* **DATA SHOWN**:
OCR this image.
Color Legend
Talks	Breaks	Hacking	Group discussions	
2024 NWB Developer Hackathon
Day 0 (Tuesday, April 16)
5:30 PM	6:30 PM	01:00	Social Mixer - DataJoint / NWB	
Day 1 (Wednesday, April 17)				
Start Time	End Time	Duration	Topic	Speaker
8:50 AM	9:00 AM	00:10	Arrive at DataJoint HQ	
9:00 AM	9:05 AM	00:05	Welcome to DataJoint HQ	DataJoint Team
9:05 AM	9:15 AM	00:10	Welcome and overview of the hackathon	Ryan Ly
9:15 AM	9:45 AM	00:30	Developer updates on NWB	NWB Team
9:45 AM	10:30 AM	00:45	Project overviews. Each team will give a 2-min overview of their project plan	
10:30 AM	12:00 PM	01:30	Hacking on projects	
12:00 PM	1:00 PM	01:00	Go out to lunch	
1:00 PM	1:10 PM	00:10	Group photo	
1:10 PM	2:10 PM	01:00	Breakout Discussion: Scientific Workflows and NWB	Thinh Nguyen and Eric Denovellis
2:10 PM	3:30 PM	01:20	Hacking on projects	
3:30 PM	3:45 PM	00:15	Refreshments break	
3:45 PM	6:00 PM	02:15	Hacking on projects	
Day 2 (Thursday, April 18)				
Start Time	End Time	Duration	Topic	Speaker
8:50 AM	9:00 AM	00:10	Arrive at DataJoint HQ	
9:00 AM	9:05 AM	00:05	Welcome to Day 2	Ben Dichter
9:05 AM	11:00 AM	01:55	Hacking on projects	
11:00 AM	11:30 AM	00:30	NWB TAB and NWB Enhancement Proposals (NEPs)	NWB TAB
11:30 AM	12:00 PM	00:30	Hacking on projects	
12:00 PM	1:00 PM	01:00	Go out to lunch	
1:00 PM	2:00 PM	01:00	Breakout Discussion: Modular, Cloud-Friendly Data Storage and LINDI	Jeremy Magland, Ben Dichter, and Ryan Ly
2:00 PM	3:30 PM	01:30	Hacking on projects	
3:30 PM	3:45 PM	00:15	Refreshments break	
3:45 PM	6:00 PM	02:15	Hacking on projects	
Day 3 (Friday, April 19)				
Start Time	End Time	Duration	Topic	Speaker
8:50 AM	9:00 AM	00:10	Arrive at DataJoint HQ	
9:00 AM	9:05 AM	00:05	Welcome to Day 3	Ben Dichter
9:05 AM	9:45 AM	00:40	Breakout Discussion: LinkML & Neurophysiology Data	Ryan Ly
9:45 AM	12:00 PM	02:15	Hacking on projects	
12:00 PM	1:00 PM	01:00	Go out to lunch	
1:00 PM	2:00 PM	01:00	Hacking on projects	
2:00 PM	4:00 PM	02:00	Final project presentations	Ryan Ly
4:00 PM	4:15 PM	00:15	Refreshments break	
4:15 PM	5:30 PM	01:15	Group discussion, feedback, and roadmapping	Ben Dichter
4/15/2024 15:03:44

* **WORK TO COMPLETE**:
Copy all lines above containing the string "Ryan".

* **IN RESPONSE**:
9:05 AM	9:15 AM	00:10	Welcome and overview of the hackathon	Ryan Ly
1:00 PM	2:00 PM	01:00	Breakout Discussion: Modular, Cloud-Friendly Data Storage and LINDI	Jeremy Magland, Ben Dichter, and Ryan Ly
9:05 AM	9:45 AM	00:40	Breakout Discussion: LinkML & Neurophysiology Data	Ryan Ly
2:00 PM	4:00 PM	02:00	Final project presentations	Ryan Ly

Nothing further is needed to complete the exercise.